:: GIVEN EXERCISE ::
Locate the string "Manual" in the listing below. Copy every line where it is found.

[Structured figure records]
>> Start
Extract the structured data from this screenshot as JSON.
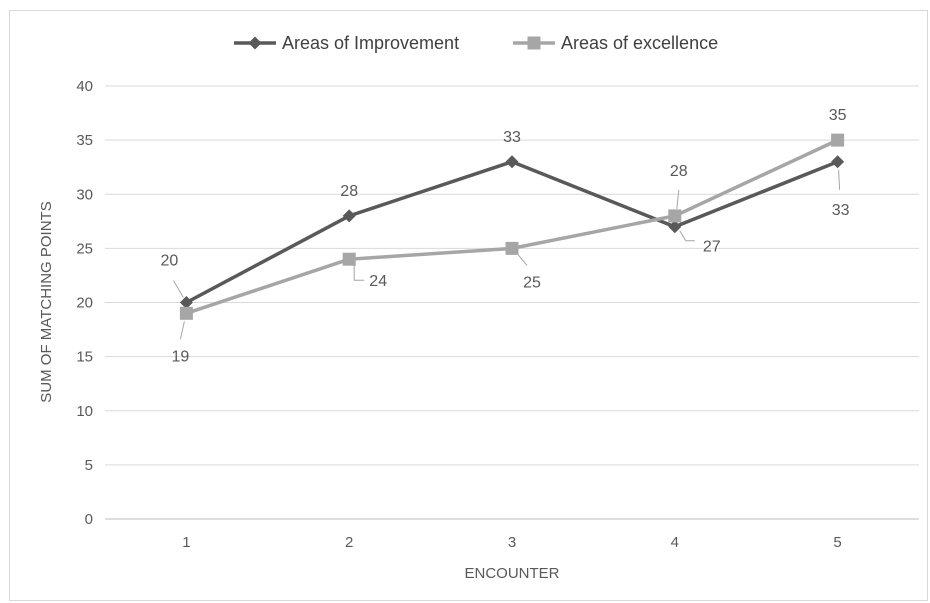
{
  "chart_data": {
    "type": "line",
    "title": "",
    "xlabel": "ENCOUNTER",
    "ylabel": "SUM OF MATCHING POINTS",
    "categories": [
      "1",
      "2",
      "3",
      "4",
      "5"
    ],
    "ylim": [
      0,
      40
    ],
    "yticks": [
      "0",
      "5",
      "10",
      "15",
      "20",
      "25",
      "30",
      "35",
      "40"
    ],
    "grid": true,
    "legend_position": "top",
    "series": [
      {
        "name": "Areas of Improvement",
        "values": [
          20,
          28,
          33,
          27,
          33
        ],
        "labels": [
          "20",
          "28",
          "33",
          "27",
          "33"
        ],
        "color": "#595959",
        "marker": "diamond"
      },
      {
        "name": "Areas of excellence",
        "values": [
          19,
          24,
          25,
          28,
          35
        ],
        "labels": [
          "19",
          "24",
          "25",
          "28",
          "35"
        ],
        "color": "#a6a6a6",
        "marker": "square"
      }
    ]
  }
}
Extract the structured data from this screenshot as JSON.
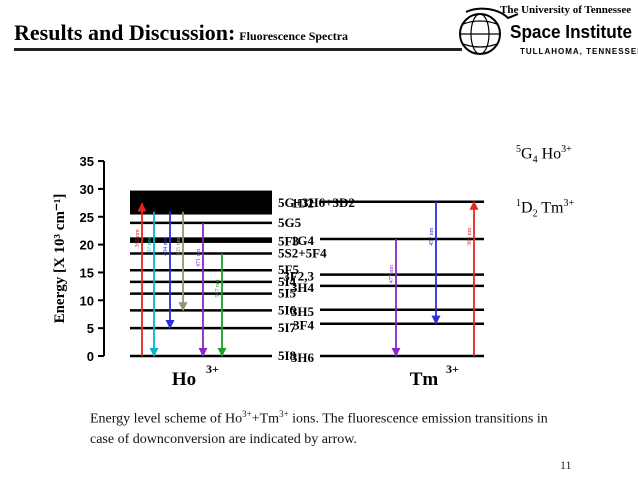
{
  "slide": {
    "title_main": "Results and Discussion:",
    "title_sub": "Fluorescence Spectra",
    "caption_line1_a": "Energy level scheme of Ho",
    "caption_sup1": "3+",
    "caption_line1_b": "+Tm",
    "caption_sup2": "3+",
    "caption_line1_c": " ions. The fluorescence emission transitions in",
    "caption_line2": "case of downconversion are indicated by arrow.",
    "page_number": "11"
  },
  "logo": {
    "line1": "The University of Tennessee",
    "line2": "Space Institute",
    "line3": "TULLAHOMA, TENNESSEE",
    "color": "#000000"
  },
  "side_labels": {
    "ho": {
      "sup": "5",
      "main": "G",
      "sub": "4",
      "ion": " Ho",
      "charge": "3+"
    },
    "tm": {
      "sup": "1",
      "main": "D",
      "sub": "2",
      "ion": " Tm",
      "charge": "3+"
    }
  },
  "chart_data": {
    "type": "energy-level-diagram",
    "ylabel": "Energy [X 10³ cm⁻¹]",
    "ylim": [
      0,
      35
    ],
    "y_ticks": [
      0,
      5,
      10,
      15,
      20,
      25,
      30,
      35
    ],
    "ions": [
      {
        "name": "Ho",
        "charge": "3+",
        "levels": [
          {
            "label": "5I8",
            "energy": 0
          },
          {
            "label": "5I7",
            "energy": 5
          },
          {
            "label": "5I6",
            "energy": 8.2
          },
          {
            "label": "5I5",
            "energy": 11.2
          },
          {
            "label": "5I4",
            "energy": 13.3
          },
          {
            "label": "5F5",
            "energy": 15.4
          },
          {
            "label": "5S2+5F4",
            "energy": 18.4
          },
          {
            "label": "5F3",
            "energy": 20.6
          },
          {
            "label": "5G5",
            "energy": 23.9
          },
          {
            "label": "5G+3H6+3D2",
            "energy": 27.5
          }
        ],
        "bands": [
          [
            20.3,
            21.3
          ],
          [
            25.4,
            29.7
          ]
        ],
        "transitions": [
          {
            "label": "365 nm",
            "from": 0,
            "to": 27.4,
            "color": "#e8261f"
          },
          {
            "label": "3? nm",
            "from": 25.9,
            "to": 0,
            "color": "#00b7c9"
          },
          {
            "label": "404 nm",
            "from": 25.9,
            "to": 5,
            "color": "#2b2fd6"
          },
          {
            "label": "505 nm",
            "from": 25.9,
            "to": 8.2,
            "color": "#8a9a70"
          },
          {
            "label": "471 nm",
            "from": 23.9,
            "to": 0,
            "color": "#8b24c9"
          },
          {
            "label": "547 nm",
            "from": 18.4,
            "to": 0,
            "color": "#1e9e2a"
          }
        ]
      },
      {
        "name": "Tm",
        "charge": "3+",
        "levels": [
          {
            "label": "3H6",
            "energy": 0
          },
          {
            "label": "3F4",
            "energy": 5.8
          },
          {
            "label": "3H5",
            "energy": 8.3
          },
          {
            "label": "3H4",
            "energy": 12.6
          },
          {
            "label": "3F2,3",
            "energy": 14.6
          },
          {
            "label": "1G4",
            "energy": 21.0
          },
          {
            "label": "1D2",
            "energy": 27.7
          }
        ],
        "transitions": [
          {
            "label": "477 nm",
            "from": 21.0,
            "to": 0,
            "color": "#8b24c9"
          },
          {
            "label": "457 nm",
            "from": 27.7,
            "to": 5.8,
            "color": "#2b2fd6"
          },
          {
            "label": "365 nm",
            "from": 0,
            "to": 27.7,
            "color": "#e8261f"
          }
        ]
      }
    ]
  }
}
>> End
>> Start
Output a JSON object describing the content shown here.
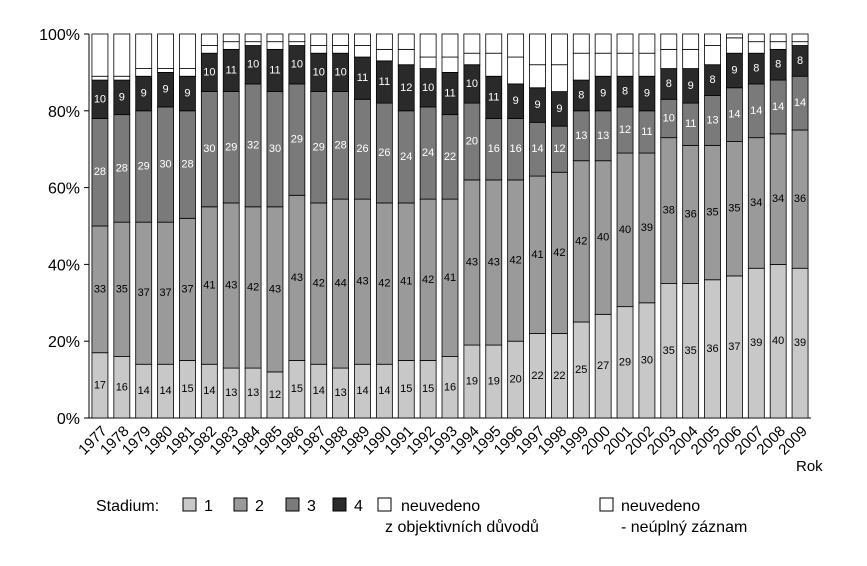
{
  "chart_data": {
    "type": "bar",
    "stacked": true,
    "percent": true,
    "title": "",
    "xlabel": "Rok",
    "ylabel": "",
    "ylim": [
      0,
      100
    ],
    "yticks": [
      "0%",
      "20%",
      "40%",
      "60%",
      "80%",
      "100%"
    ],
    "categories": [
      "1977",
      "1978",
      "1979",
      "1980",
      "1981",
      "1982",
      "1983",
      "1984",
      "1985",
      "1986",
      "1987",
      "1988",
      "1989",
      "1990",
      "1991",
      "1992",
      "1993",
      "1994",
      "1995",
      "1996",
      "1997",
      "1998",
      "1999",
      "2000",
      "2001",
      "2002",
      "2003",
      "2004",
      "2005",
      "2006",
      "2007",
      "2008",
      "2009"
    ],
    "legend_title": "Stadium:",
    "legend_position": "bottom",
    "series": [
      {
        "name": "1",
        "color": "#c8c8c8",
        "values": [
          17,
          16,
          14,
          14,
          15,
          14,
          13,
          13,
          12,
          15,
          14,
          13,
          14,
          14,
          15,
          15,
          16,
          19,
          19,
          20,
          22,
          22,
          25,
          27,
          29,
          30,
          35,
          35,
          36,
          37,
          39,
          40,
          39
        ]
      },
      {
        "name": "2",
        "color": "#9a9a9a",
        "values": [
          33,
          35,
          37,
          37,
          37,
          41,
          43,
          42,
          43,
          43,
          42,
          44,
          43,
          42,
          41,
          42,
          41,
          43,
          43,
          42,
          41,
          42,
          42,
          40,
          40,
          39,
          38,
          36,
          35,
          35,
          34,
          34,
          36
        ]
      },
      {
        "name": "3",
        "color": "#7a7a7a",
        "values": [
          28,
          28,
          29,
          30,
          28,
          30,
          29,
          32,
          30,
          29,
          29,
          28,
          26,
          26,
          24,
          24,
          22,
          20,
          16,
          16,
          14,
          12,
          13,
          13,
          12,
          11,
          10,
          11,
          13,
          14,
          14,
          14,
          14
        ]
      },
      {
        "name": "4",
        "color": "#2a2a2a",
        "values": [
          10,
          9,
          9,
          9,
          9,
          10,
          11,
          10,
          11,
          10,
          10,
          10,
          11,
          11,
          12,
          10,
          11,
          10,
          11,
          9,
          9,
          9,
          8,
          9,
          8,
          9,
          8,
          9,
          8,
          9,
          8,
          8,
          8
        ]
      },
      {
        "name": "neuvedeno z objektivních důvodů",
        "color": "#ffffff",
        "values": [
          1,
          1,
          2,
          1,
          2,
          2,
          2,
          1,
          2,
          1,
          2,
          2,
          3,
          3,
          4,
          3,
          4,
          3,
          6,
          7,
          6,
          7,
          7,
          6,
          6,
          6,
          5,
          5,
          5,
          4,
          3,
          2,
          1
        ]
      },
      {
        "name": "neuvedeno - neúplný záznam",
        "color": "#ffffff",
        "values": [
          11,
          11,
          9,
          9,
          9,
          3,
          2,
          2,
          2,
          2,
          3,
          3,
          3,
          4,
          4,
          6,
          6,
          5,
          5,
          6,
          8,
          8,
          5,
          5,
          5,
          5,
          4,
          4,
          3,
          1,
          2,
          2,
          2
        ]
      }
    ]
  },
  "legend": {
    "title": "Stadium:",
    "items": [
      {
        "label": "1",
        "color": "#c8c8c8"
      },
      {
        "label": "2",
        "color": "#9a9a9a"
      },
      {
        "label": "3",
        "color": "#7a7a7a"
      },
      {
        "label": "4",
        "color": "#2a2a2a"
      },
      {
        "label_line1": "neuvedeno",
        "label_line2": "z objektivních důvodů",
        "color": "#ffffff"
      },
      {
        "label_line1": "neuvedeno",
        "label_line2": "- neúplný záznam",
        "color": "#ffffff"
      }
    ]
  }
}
>> End
>> Start
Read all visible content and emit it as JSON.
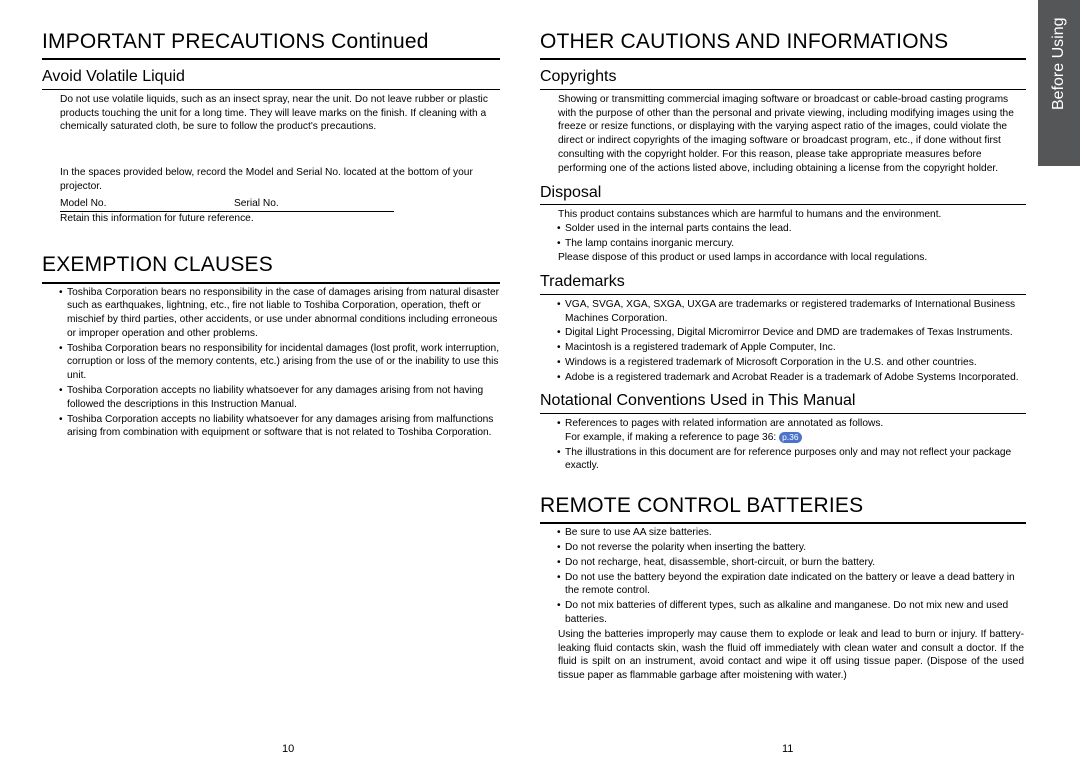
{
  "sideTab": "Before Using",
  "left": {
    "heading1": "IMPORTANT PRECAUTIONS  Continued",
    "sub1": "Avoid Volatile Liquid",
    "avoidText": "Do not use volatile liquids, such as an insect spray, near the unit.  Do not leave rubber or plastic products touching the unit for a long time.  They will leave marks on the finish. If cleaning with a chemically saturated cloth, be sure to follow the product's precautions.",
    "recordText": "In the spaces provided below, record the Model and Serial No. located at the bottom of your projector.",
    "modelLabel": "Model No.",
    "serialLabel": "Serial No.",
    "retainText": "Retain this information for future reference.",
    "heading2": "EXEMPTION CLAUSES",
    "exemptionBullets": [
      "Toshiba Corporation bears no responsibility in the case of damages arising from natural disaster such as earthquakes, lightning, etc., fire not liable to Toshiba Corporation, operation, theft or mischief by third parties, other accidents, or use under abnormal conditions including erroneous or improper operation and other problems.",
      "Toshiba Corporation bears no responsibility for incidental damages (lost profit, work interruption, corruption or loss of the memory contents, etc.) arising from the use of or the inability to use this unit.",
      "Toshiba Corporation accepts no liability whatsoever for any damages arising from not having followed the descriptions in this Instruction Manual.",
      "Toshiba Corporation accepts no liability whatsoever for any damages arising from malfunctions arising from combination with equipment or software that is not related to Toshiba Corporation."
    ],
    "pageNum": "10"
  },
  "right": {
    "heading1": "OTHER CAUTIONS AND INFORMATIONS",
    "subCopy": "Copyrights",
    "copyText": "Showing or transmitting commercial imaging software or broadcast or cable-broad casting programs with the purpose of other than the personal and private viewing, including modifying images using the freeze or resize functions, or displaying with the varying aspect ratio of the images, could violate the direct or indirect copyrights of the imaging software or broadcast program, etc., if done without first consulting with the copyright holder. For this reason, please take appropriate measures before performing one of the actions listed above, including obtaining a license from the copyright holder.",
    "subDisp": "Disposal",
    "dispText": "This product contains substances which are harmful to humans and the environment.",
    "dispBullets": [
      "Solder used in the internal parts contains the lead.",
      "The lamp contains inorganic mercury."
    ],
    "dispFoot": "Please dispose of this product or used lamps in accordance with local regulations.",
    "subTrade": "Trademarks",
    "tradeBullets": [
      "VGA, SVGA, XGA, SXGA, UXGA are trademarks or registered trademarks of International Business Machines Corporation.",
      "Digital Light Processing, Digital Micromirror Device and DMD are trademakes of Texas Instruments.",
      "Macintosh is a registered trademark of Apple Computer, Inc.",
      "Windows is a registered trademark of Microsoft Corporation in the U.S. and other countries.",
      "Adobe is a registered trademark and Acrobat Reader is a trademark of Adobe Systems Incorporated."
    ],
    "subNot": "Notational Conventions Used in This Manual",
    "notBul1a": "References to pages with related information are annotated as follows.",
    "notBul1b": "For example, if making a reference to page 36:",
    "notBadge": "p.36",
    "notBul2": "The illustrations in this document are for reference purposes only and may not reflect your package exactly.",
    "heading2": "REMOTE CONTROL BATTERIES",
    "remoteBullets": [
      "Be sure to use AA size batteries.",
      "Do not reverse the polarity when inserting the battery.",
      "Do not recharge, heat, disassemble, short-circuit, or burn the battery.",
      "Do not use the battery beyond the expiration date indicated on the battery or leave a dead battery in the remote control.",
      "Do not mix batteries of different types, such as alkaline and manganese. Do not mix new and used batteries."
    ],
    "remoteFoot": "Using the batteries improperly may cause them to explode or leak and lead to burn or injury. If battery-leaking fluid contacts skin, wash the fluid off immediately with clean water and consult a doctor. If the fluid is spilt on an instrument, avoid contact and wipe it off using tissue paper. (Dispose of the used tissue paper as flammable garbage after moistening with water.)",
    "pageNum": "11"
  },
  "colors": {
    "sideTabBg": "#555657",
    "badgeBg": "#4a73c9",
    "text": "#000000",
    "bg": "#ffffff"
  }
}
>> End
:: SOLUTION FOR THIS EXERCISE ::
      "Toshiba Corporation accepts no liability whatsoever for any damages arising from not having followed the descriptions in this Instruction Manual.",
    "subNot": "Notational Conventions Used in This Manual",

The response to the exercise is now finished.